### Task inputs ###
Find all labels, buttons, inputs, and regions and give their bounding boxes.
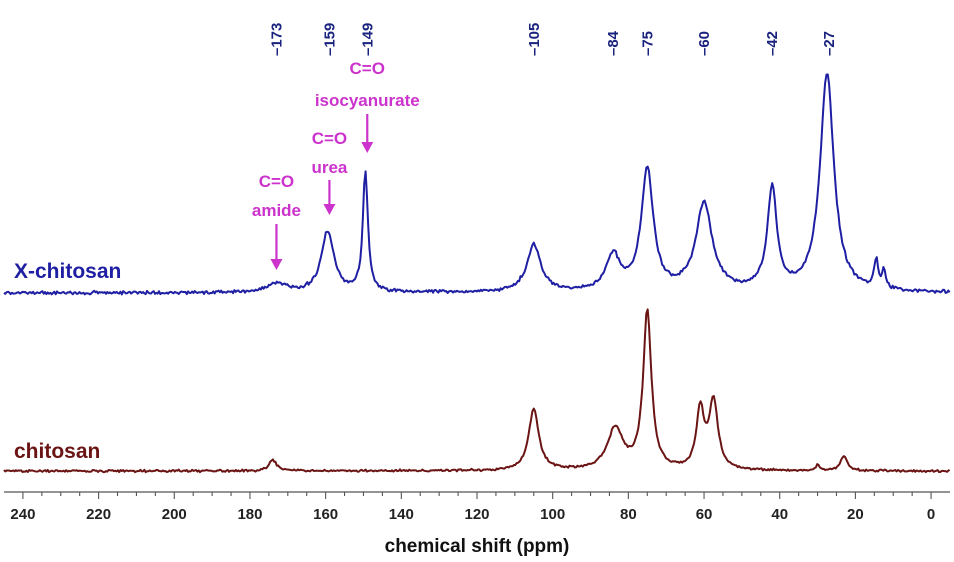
peak-label: –27 [821,31,838,56]
x-tick-label: 240 [10,506,35,523]
annotation-amide: C=O amide [252,172,301,270]
x-tick-label: 160 [313,506,338,523]
peak-labels: –173 –159 –149 –105 –84 –75 –60 –42 –27 [268,23,837,56]
x-axis: 240 220 200 180 160 140 120 100 80 60 40 20 0 [4,491,950,523]
annotation-text: amide [252,201,301,220]
peak-label: –60 [696,31,713,56]
x-tick-label: 40 [771,506,788,523]
x-tick-label: 120 [464,506,489,523]
series-line-chitosan [3,308,951,474]
series-label: chitosan [14,440,100,463]
peak-label: –105 [526,23,543,56]
annotation-urea: C=O urea [311,129,348,215]
annotation-text: isocyanurate [315,91,420,110]
annotation-text: C=O [350,59,385,78]
series-label: X-chitosan [14,260,121,283]
peak-label: –149 [359,23,376,56]
peak-label: –84 [605,30,622,56]
peak-label: –173 [268,23,285,56]
annotation-text: C=O [312,129,347,148]
carbonyl-annotations: C=O amide C=O urea C=O isocyanurate [252,59,420,270]
x-tick-label: 80 [620,506,637,523]
annotation-arrow-head [323,204,336,215]
peak-label: –75 [639,31,656,56]
annotation-text: urea [311,158,347,177]
x-tick-label: 100 [540,506,565,523]
x-tick-label: 180 [237,506,262,523]
x-tick-label: 220 [86,506,111,523]
annotation-arrow-head [270,259,283,270]
spectra-series: X-chitosan chitosan [3,73,951,474]
peak-label: –42 [764,31,781,56]
annotation-isocyanurate: C=O isocyanurate [315,59,420,153]
x-tick-label: 200 [162,506,187,523]
annotation-arrow-head [361,142,374,153]
annotation-text: C=O [259,172,294,191]
series-line-X-chitosan [3,73,951,296]
x-tick-label: 0 [927,506,935,523]
x-axis-title: chemical shift (ppm) [385,536,570,557]
x-tick-label: 60 [696,506,713,523]
peak-label: –159 [321,23,338,56]
x-tick-label: 140 [389,506,414,523]
x-tick-label: 20 [847,506,864,523]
###
__Task prompt__
Put every line of the data above into a numbered list, omitting any blank lines and leaving the pictures out.

__Answer to the task__
1. Find all labels, buttons, inputs, and regions and give their bounding boxes.
2. peak-label: –27 [821,31,838,56]
3. x-tick-label: 240 [10,506,35,523]
4. annotation-amide: C=O amide [252,172,301,270]
5. x-tick-label: 160 [313,506,338,523]
6. peak-labels: –173 –159 –149 –105 –84 –75 –60 –42 –27 [268,23,837,56]
7. x-axis: 240 220 200 180 160 140 120 100 80 60 40 20 0 [4,491,950,523]
8. annotation-text: amide [252,201,301,220]
9. peak-label: –60 [696,31,713,56]
10. x-tick-label: 40 [771,506,788,523]
11. x-tick-label: 120 [464,506,489,523]
12. series-line-chitosan [3,308,951,474]
13. series-label: chitosan [14,440,100,463]
14. peak-label: –105 [526,23,543,56]
15. annotation-urea: C=O urea [311,129,348,215]
16. annotation-text: isocyanurate [315,91,420,110]
17. annotation-text: C=O [350,59,385,78]
18. series-label: X-chitosan [14,260,121,283]
19. peak-label: –149 [359,23,376,56]
20. peak-label: –84 [605,30,622,56]
21. peak-label: –173 [268,23,285,56]
22. annotation-text: C=O [312,129,347,148]
23. carbonyl-annotations: C=O amide C=O urea C=O isocyanurate [252,59,420,270]
24. x-tick-label: 80 [620,506,637,523]
25. annotation-arrow-head [323,204,336,215]
26. peak-label: –75 [639,31,656,56]
27. annotation-text: urea [311,158,347,177]
28. x-tick-label: 100 [540,506,565,523]
29. x-tick-label: 180 [237,506,262,523]
30. x-tick-label: 220 [86,506,111,523]
31. annotation-arrow-head [270,259,283,270]
32. spectra-series: X-chitosan chitosan [3,73,951,474]
33. peak-label: –42 [764,31,781,56]
34. annotation-isocyanurate: C=O isocyanurate [315,59,420,153]
35. x-tick-label: 200 [162,506,187,523]
36. annotation-arrow-head [361,142,374,153]
37. annotation-text: C=O [259,172,294,191]
38. series-line-X-chitosan [3,73,951,296]
39. x-tick-label: 0 [927,506,935,523]
40. x-axis-title: chemical shift (ppm) [385,536,570,557]
41. x-tick-label: 60 [696,506,713,523]
42. peak-label: –159 [321,23,338,56]
43. x-tick-label: 140 [389,506,414,523]
44. x-tick-label: 20 [847,506,864,523]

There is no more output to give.